>> Begin Supplied records
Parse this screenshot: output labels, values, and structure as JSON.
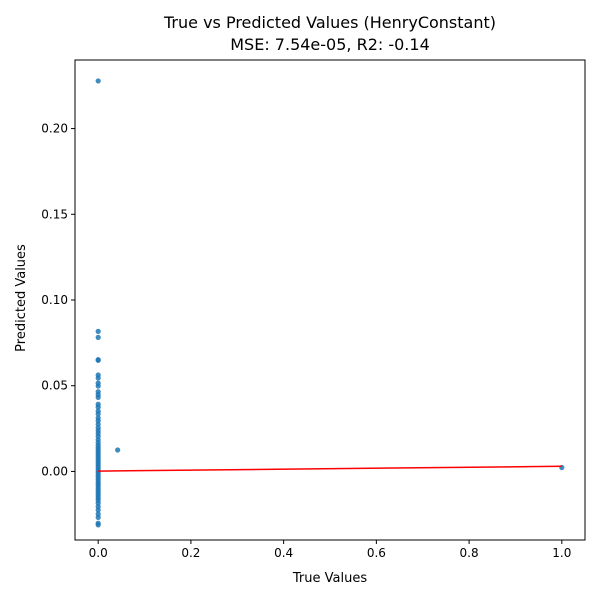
{
  "chart_data": {
    "type": "scatter",
    "title": "True vs Predicted Values (HenryConstant)",
    "subtitle": "MSE: 7.54e-05, R2: -0.14",
    "xlabel": "True Values",
    "ylabel": "Predicted Values",
    "xlim": [
      -0.05,
      1.05
    ],
    "ylim": [
      -0.04,
      0.24
    ],
    "xticks": [
      0.0,
      0.2,
      0.4,
      0.6,
      0.8,
      1.0
    ],
    "xtick_labels": [
      "0.0",
      "0.2",
      "0.4",
      "0.6",
      "0.8",
      "1.0"
    ],
    "yticks": [
      0.0,
      0.05,
      0.1,
      0.15,
      0.2
    ],
    "ytick_labels": [
      "0.00",
      "0.05",
      "0.10",
      "0.15",
      "0.20"
    ],
    "grid": false,
    "point_color": "#1f77b4",
    "line_color": "#ff0000",
    "points": [
      {
        "x": 0.0,
        "y": 0.2278
      },
      {
        "x": 0.0,
        "y": 0.0817
      },
      {
        "x": 0.0,
        "y": 0.0782
      },
      {
        "x": 0.0,
        "y": 0.0652
      },
      {
        "x": 0.0,
        "y": 0.0648
      },
      {
        "x": 0.0,
        "y": 0.0563
      },
      {
        "x": 0.0,
        "y": 0.0545
      },
      {
        "x": 0.0,
        "y": 0.0515
      },
      {
        "x": 0.0,
        "y": 0.0498
      },
      {
        "x": 0.0,
        "y": 0.0465
      },
      {
        "x": 0.0,
        "y": 0.0448
      },
      {
        "x": 0.0,
        "y": 0.0432
      },
      {
        "x": 0.0,
        "y": 0.0392
      },
      {
        "x": 0.0,
        "y": 0.0375
      },
      {
        "x": 0.0,
        "y": 0.0352
      },
      {
        "x": 0.0,
        "y": 0.0335
      },
      {
        "x": 0.0,
        "y": 0.0312
      },
      {
        "x": 0.0,
        "y": 0.0295
      },
      {
        "x": 0.0,
        "y": 0.0275
      },
      {
        "x": 0.0,
        "y": 0.0255
      },
      {
        "x": 0.0,
        "y": 0.0238
      },
      {
        "x": 0.0,
        "y": 0.0222
      },
      {
        "x": 0.0,
        "y": 0.0205
      },
      {
        "x": 0.0,
        "y": 0.0185
      },
      {
        "x": 0.0,
        "y": 0.0168
      },
      {
        "x": 0.0,
        "y": 0.0152
      },
      {
        "x": 0.0,
        "y": 0.0138
      },
      {
        "x": 0.0,
        "y": 0.0125
      },
      {
        "x": 0.0,
        "y": 0.0112
      },
      {
        "x": 0.0,
        "y": 0.0098
      },
      {
        "x": 0.0,
        "y": 0.0085
      },
      {
        "x": 0.0,
        "y": 0.0072
      },
      {
        "x": 0.0,
        "y": 0.0058
      },
      {
        "x": 0.0,
        "y": 0.0045
      },
      {
        "x": 0.0,
        "y": 0.0032
      },
      {
        "x": 0.0,
        "y": 0.0018
      },
      {
        "x": 0.0,
        "y": 0.0005
      },
      {
        "x": 0.0,
        "y": -0.0008
      },
      {
        "x": 0.0,
        "y": -0.0022
      },
      {
        "x": 0.0,
        "y": -0.0035
      },
      {
        "x": 0.0,
        "y": -0.0048
      },
      {
        "x": 0.0,
        "y": -0.0062
      },
      {
        "x": 0.0,
        "y": -0.0075
      },
      {
        "x": 0.0,
        "y": -0.0088
      },
      {
        "x": 0.0,
        "y": -0.0102
      },
      {
        "x": 0.0,
        "y": -0.0115
      },
      {
        "x": 0.0,
        "y": -0.0128
      },
      {
        "x": 0.0,
        "y": -0.0142
      },
      {
        "x": 0.0,
        "y": -0.0155
      },
      {
        "x": 0.0,
        "y": -0.0168
      },
      {
        "x": 0.0,
        "y": -0.0185
      },
      {
        "x": 0.0,
        "y": -0.0205
      },
      {
        "x": 0.0,
        "y": -0.0225
      },
      {
        "x": 0.0,
        "y": -0.0248
      },
      {
        "x": 0.0,
        "y": -0.0268
      },
      {
        "x": 0.0,
        "y": -0.0302
      },
      {
        "x": 0.0,
        "y": -0.0312
      },
      {
        "x": 0.042,
        "y": 0.0125
      },
      {
        "x": 1.0,
        "y": 0.0023
      }
    ],
    "regression_line": {
      "x": [
        0.0,
        1.0
      ],
      "y": [
        0.0002,
        0.003
      ]
    }
  }
}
>> End Supplied records
- [Objective]
Scan the material above for the word "True". Copy each line where it occurs.

- [Result]
    "title": "True vs Predicted Values (HenryConstant)",
    "xlabel": "True Values",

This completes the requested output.